> EXERCISE OBJECTIVE
In the entries below, find every line with "trong" and copy it.

> RECORDS TO USE

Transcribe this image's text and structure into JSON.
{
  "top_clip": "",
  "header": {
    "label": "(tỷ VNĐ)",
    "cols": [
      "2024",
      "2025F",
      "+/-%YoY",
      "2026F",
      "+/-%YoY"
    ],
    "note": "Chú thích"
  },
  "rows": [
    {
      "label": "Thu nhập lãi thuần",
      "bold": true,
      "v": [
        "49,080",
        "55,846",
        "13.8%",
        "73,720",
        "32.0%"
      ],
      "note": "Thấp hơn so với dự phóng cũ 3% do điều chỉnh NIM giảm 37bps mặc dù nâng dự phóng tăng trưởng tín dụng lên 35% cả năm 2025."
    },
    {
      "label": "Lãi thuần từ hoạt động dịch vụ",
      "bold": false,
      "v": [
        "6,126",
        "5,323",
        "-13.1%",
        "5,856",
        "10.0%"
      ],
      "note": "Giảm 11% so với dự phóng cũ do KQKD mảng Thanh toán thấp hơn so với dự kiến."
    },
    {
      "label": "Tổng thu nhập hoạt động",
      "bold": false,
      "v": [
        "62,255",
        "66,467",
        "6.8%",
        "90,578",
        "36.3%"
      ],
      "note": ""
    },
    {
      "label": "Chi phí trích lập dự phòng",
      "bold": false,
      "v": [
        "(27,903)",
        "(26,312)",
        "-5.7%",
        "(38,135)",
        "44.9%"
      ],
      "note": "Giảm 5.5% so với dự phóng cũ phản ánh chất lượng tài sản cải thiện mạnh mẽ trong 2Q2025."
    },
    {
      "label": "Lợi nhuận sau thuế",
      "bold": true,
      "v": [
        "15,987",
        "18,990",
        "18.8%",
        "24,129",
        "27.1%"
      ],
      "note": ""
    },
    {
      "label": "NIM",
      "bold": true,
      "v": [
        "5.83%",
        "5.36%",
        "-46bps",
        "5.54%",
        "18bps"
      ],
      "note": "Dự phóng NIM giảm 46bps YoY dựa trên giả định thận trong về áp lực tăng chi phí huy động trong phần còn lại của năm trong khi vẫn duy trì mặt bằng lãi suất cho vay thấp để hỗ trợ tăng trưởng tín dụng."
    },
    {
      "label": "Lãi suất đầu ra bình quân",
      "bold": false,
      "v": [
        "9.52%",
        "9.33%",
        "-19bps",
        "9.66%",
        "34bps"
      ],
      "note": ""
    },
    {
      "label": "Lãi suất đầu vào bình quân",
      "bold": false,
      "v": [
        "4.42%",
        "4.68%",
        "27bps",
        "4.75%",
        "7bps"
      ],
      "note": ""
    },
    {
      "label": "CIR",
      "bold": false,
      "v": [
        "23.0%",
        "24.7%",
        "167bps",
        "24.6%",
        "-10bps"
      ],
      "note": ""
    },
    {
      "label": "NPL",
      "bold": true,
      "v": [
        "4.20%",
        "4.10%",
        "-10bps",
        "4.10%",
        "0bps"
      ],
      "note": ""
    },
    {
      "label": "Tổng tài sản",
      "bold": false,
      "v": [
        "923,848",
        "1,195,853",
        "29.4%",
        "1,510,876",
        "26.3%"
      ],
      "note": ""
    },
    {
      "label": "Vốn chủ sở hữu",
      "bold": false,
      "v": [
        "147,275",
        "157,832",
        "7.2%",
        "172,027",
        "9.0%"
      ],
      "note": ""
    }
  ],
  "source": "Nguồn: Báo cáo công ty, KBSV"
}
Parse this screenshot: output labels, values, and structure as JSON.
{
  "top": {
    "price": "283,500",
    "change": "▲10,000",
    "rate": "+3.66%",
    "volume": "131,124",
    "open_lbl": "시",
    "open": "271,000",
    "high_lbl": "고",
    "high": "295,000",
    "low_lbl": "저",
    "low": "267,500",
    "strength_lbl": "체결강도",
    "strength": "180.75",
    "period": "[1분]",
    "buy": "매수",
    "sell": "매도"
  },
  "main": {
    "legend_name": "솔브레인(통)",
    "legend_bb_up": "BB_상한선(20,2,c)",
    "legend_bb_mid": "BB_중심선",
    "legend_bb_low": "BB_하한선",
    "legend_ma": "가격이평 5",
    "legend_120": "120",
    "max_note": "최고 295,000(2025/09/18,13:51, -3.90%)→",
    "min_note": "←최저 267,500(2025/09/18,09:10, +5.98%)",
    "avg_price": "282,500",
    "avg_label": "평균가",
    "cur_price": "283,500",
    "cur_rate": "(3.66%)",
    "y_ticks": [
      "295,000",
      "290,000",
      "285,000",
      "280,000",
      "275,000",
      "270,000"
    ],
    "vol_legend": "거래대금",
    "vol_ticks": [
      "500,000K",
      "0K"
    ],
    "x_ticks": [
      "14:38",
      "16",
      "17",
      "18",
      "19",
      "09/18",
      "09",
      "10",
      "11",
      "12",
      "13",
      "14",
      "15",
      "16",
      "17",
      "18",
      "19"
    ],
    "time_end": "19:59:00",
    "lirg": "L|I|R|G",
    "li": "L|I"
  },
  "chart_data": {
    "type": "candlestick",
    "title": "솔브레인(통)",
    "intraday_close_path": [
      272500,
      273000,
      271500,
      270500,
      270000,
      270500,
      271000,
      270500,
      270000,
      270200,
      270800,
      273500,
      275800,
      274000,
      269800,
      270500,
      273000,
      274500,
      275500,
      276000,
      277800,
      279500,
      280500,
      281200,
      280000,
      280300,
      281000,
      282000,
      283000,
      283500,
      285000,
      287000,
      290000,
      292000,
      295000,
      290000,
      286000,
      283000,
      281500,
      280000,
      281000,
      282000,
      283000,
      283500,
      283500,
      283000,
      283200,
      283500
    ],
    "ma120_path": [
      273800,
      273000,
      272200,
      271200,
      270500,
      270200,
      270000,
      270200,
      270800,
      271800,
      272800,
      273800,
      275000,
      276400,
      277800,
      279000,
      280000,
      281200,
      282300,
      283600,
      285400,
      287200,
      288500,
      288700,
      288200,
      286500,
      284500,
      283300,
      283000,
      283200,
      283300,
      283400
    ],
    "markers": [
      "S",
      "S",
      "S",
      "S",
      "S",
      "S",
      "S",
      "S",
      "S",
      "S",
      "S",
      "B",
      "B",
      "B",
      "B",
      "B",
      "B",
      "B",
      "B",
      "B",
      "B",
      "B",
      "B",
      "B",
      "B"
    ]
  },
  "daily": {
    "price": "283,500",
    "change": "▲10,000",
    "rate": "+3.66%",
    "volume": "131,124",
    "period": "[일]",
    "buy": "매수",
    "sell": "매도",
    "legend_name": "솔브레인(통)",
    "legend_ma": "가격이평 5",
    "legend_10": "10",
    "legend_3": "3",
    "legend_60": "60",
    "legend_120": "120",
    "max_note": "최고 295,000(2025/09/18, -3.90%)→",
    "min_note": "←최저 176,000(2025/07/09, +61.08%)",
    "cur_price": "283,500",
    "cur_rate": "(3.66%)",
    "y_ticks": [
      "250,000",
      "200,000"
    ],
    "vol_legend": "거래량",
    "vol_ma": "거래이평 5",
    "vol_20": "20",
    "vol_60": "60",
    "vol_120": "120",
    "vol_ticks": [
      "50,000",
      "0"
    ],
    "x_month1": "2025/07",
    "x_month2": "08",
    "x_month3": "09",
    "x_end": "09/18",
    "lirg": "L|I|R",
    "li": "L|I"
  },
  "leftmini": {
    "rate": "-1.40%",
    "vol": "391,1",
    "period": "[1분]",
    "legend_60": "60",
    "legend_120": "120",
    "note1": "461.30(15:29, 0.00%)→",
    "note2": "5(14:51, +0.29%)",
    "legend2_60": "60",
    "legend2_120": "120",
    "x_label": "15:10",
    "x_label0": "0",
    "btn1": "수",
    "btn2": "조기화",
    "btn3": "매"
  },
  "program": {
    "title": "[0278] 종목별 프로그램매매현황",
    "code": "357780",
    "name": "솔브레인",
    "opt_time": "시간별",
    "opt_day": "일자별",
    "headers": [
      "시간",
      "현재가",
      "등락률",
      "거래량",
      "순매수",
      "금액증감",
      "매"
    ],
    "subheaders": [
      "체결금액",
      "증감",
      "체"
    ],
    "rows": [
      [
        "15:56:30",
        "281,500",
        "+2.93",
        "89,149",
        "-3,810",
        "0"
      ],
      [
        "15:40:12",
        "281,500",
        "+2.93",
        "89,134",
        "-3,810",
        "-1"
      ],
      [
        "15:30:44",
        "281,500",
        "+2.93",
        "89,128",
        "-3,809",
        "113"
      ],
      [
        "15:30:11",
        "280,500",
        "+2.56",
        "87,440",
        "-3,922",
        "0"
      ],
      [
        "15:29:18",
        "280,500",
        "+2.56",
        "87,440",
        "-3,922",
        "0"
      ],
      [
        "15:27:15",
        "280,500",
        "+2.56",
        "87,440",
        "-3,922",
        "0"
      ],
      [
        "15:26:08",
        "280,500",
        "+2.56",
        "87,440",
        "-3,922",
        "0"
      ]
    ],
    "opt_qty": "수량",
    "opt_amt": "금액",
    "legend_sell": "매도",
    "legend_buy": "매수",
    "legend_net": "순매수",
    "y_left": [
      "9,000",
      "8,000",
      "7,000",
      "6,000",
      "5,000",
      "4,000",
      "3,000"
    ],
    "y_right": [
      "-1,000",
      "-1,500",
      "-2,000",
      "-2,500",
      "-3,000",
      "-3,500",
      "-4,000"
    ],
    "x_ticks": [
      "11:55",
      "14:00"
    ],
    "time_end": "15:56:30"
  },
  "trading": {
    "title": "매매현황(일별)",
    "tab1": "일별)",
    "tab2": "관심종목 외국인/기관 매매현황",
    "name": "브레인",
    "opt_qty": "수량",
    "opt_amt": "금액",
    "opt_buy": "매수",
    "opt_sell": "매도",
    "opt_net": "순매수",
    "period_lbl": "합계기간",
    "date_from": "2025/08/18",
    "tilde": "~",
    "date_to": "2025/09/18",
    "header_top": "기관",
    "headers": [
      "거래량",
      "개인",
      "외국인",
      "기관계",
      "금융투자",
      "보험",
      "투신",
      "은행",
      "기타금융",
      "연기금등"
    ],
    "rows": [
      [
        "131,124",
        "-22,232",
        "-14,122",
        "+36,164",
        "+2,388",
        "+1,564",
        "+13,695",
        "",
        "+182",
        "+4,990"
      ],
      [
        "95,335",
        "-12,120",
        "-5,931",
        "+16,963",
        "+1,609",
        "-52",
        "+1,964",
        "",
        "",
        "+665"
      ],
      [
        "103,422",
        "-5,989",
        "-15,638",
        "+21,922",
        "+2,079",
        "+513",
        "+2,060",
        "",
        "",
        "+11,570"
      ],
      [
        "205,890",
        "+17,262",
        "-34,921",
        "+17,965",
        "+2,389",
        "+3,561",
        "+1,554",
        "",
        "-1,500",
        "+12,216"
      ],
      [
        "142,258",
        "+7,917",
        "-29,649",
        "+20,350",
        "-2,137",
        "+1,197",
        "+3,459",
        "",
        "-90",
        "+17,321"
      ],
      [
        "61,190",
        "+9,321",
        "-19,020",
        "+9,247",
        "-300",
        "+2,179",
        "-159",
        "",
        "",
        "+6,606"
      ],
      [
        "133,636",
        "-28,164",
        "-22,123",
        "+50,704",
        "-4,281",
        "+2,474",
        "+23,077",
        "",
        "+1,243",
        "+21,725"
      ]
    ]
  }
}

> EXERCISE OUTPUT
      "note": "Giảm 5.5% so với dự phóng cũ phản ánh chất lượng tài sản cải thiện mạnh mẽ trong 2Q2025."
      "note": "Dự phóng NIM giảm 46bps YoY dựa trên giả định thận trong về áp lực tăng chi phí huy động trong phần còn lại của năm trong khi vẫn duy trì mặt bằng lãi suất cho vay thấp để hỗ trợ tăng trưởng tín dụng."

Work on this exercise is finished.